**Records about charts and figures:**

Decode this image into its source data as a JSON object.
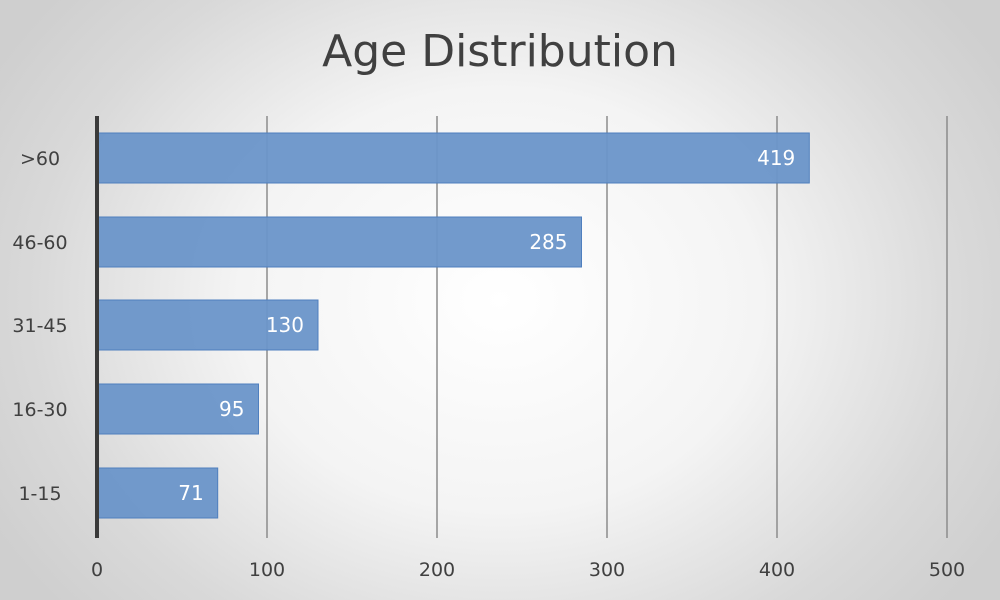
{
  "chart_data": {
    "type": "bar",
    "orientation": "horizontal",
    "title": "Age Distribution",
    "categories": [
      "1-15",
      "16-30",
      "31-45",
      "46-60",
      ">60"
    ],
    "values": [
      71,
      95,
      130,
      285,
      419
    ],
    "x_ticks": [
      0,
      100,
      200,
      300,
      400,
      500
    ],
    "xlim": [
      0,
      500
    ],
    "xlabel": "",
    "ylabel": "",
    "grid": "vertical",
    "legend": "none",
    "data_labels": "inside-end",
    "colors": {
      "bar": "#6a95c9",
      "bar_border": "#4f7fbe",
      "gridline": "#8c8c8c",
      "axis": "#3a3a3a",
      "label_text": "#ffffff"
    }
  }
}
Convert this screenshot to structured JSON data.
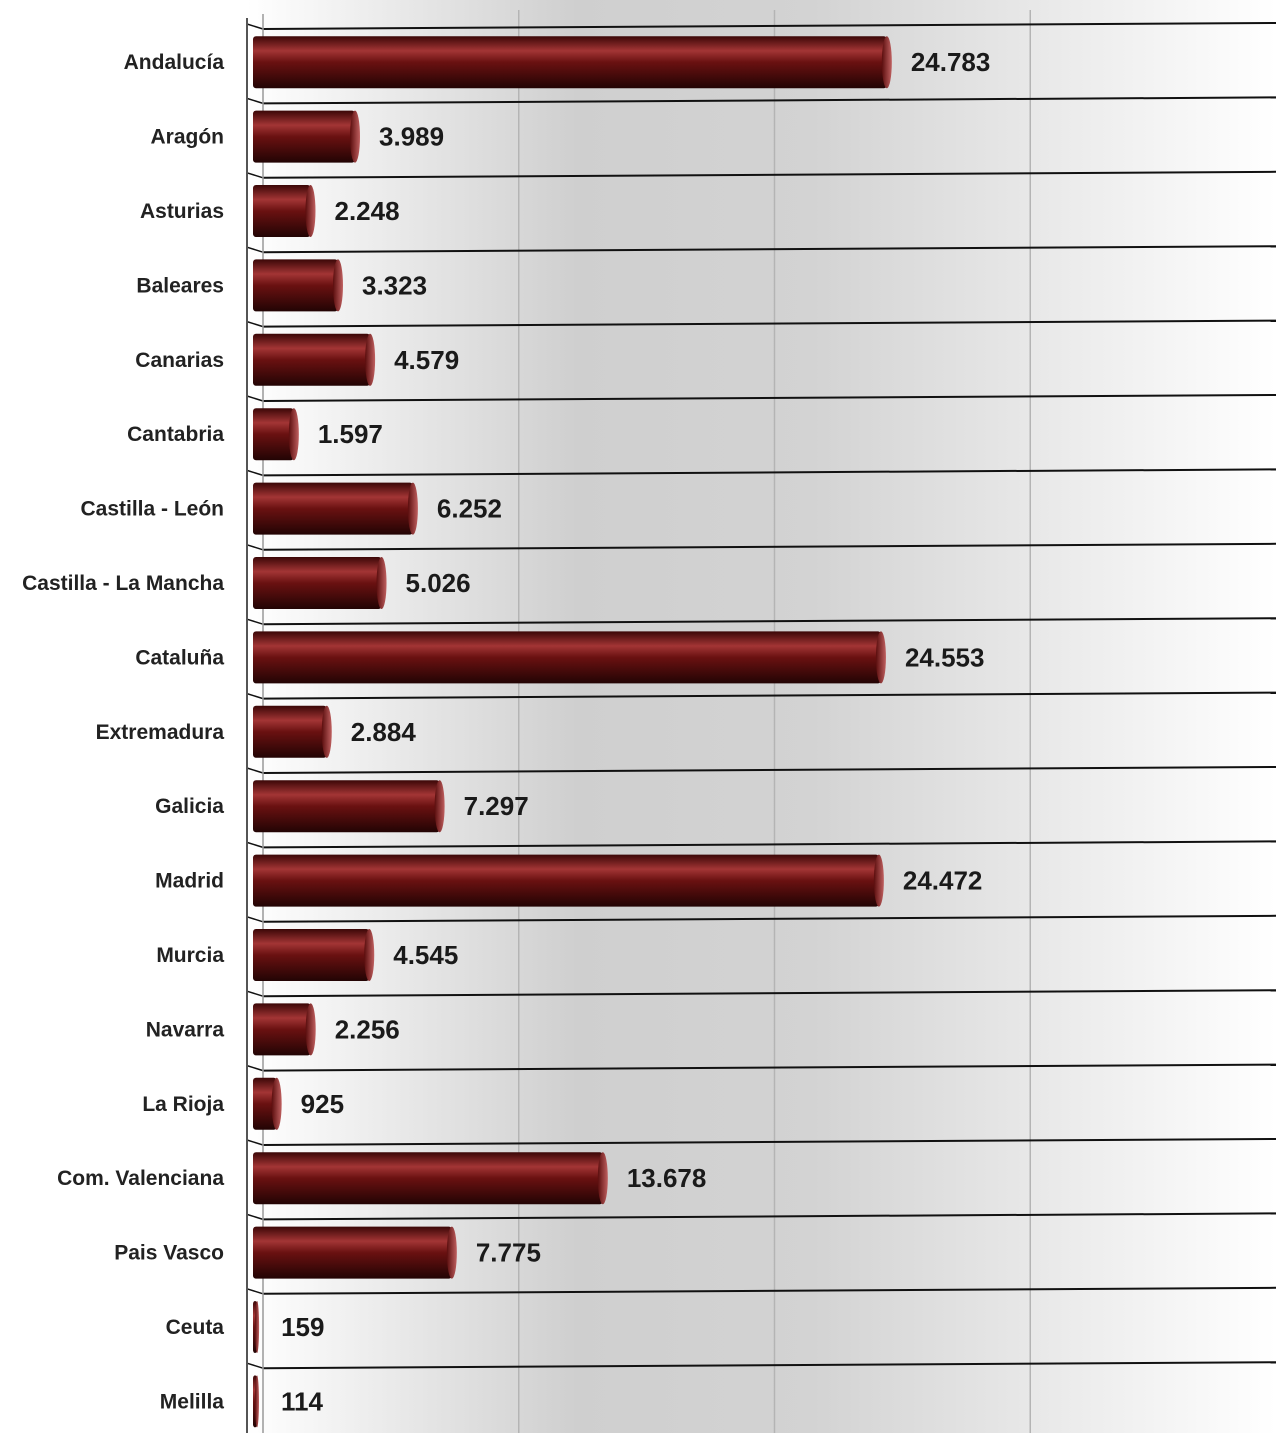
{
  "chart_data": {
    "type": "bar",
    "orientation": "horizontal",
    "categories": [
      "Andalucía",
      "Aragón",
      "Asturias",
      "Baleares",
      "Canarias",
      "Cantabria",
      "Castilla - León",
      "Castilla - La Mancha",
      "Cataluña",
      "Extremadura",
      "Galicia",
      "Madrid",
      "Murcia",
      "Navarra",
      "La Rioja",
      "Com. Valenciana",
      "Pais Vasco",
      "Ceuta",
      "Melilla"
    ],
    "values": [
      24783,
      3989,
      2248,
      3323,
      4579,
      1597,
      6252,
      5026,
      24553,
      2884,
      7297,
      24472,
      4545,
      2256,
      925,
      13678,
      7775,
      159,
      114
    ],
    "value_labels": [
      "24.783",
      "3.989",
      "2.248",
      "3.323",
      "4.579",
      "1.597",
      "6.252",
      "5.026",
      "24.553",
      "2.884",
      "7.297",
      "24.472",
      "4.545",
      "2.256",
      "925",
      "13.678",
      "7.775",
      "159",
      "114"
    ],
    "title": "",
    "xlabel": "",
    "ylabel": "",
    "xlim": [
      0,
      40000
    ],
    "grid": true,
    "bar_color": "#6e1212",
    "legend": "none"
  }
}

**What is needed:** Repeat each entry exactly as it appears; skip any picture.

**Full response:**
Decode this image into its source data as a JSON object.
{
  "chart_data": {
    "type": "bar",
    "orientation": "horizontal",
    "title": "Age Distribution",
    "categories": [
      "1-15",
      "16-30",
      "31-45",
      "46-60",
      ">60"
    ],
    "values": [
      71,
      95,
      130,
      285,
      419
    ],
    "x_ticks": [
      0,
      100,
      200,
      300,
      400,
      500
    ],
    "xlim": [
      0,
      500
    ],
    "xlabel": "",
    "ylabel": "",
    "grid": "vertical",
    "legend": "none",
    "data_labels": "inside-end",
    "colors": {
      "bar": "#6a95c9",
      "bar_border": "#4f7fbe",
      "gridline": "#8c8c8c",
      "axis": "#3a3a3a",
      "label_text": "#ffffff"
    }
  }
}
Convert this screenshot to structured JSON data.
{
  "chart_data": {
    "type": "bar",
    "orientation": "horizontal",
    "categories": [
      "Andalucía",
      "Aragón",
      "Asturias",
      "Baleares",
      "Canarias",
      "Cantabria",
      "Castilla - León",
      "Castilla - La Mancha",
      "Cataluña",
      "Extremadura",
      "Galicia",
      "Madrid",
      "Murcia",
      "Navarra",
      "La Rioja",
      "Com. Valenciana",
      "Pais Vasco",
      "Ceuta",
      "Melilla"
    ],
    "values": [
      24783,
      3989,
      2248,
      3323,
      4579,
      1597,
      6252,
      5026,
      24553,
      2884,
      7297,
      24472,
      4545,
      2256,
      925,
      13678,
      7775,
      159,
      114
    ],
    "value_labels": [
      "24.783",
      "3.989",
      "2.248",
      "3.323",
      "4.579",
      "1.597",
      "6.252",
      "5.026",
      "24.553",
      "2.884",
      "7.297",
      "24.472",
      "4.545",
      "2.256",
      "925",
      "13.678",
      "7.775",
      "159",
      "114"
    ],
    "title": "",
    "xlabel": "",
    "ylabel": "",
    "xlim": [
      0,
      40000
    ],
    "grid": true,
    "bar_color": "#6e1212",
    "legend": "none"
  }
}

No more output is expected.